▶ _Your instructions_
Transcribe the listing below word for word.

▶ _Given data_
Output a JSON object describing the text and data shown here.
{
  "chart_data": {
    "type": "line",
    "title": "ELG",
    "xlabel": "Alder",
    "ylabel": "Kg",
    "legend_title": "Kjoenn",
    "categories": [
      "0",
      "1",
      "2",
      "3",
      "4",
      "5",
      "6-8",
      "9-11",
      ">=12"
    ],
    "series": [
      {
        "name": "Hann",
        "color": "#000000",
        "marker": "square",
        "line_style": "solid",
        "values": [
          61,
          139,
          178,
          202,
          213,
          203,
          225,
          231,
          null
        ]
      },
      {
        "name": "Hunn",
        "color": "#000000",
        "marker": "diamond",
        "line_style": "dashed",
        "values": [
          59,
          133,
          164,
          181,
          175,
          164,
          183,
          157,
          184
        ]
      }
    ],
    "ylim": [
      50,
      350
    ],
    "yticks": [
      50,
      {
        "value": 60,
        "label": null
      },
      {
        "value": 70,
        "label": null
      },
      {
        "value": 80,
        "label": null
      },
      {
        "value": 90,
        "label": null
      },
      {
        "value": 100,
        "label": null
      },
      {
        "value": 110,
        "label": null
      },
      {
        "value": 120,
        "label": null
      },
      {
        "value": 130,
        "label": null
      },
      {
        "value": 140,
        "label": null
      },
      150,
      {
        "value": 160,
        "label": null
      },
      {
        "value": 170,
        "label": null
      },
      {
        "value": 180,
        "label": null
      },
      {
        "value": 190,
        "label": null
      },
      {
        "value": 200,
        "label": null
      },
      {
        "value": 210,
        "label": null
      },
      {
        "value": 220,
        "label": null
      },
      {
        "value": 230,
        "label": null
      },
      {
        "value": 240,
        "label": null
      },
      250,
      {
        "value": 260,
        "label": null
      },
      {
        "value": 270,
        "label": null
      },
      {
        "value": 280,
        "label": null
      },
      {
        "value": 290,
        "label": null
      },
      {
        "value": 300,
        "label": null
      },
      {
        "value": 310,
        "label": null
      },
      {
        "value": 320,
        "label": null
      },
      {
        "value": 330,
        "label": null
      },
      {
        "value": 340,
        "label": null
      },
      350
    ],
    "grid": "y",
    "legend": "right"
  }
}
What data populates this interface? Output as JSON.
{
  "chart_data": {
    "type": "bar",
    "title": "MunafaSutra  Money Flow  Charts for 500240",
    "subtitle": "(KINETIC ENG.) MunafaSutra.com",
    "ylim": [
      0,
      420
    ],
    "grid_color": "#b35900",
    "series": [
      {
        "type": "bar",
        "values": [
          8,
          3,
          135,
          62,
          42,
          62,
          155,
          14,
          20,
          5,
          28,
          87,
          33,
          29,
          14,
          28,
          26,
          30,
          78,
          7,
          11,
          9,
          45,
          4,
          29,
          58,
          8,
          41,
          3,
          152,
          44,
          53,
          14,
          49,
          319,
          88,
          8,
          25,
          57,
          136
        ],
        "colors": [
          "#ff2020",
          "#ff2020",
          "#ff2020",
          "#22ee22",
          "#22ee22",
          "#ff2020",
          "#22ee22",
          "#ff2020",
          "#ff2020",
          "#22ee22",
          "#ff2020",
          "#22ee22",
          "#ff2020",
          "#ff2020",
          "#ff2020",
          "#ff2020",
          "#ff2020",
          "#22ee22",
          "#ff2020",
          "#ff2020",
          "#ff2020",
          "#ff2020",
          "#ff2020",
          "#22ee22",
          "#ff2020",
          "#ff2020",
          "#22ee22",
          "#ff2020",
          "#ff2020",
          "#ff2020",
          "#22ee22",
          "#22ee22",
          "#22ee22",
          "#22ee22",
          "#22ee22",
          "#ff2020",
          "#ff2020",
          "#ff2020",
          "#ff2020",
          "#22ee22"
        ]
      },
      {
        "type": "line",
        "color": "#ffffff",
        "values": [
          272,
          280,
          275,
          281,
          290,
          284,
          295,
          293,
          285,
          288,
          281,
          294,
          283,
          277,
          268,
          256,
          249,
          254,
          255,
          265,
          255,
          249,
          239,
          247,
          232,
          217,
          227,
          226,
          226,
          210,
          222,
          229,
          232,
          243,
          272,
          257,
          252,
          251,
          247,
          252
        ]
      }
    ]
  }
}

▶ _Solution for this task_
Output a JSON object describing the text and data shown here.
{
  "chart_data": {
    "type": "line",
    "title": "ELG",
    "xlabel": "Alder",
    "ylabel": "Kg",
    "legend_title": "Kjoenn",
    "categories": [
      "0",
      "1",
      "2",
      "3",
      "4",
      "5",
      "6-8",
      "9-11",
      ">=12"
    ],
    "series": [
      {
        "name": "Hann",
        "color": "#000000",
        "marker": "square",
        "line_style": "solid",
        "values": [
          61,
          139,
          178,
          202,
          213,
          203,
          225,
          231,
          null
        ]
      },
      {
        "name": "Hunn",
        "color": "#000000",
        "marker": "diamond",
        "line_style": "dashed",
        "values": [
          59,
          133,
          164,
          181,
          175,
          164,
          183,
          157,
          184
        ]
      }
    ],
    "ylim": [
      50,
      350
    ],
    "yticks": [
      50,
      {
        "value": 60,
        "label": null
      },
      {
        "value": 70,
        "label": null
      },
      {
        "value": 80,
        "label": null
      },
      {
        "value": 90,
        "label": null
      },
      {
        "value": 100,
        "label": null
      },
      {
        "value": 110,
        "label": null
      },
      {
        "value": 120,
        "label": null
      },
      {
        "value": 130,
        "label": null
      },
      {
        "value": 140,
        "label": null
      },
      150,
      {
        "value": 160,
        "label": null
      },
      {
        "value": 170,
        "label": null
      },
      {
        "value": 180,
        "label": null
      },
      {
        "value": 190,
        "label": null
      },
      {
        "value": 200,
        "label": null
      },
      {
        "value": 210,
        "label": null
      },
      {
        "value": 220,
        "label": null
      },
      {
        "value": 230,
        "label": null
      },
      {
        "value": 240,
        "label": null
      },
      250,
      {
        "value": 260,
        "label": null
      },
      {
        "value": 270,
        "label": null
      },
      {
        "value": 280,
        "label": null
      },
      {
        "value": 290,
        "label": null
      },
      {
        "value": 300,
        "label": null
      },
      {
        "value": 310,
        "label": null
      },
      {
        "value": 320,
        "label": null
      },
      {
        "value": 330,
        "label": null
      },
      {
        "value": 340,
        "label": null
      },
      350
    ],
    "grid": "y",
    "legend": "right"
  }
}
What data populates this interface? Output as JSON.
{
  "chart_data": {
    "type": "bar",
    "title": "MunafaSutra  Money Flow  Charts for 500240",
    "subtitle": "(KINETIC ENG.) MunafaSutra.com",
    "ylim": [
      0,
      420
    ],
    "grid_color": "#b35900",
    "series": [
      {
        "type": "bar",
        "values": [
          8,
          3,
          135,
          62,
          42,
          62,
          155,
          14,
          20,
          5,
          28,
          87,
          33,
          29,
          14,
          28,
          26,
          30,
          78,
          7,
          11,
          9,
          45,
          4,
          29,
          58,
          8,
          41,
          3,
          152,
          44,
          53,
          14,
          49,
          319,
          88,
          8,
          25,
          57,
          136
        ],
        "colors": [
          "#ff2020",
          "#ff2020",
          "#ff2020",
          "#22ee22",
          "#22ee22",
          "#ff2020",
          "#22ee22",
          "#ff2020",
          "#ff2020",
          "#22ee22",
          "#ff2020",
          "#22ee22",
          "#ff2020",
          "#ff2020",
          "#ff2020",
          "#ff2020",
          "#ff2020",
          "#22ee22",
          "#ff2020",
          "#ff2020",
          "#ff2020",
          "#ff2020",
          "#ff2020",
          "#22ee22",
          "#ff2020",
          "#ff2020",
          "#22ee22",
          "#ff2020",
          "#ff2020",
          "#ff2020",
          "#22ee22",
          "#22ee22",
          "#22ee22",
          "#22ee22",
          "#22ee22",
          "#ff2020",
          "#ff2020",
          "#ff2020",
          "#ff2020",
          "#22ee22"
        ]
      },
      {
        "type": "line",
        "color": "#ffffff",
        "values": [
          272,
          280,
          275,
          281,
          290,
          284,
          295,
          293,
          285,
          288,
          281,
          294,
          283,
          277,
          268,
          256,
          249,
          254,
          255,
          265,
          255,
          249,
          239,
          247,
          232,
          217,
          227,
          226,
          226,
          210,
          222,
          229,
          232,
          243,
          272,
          257,
          252,
          251,
          247,
          252
        ]
      }
    ]
  }
}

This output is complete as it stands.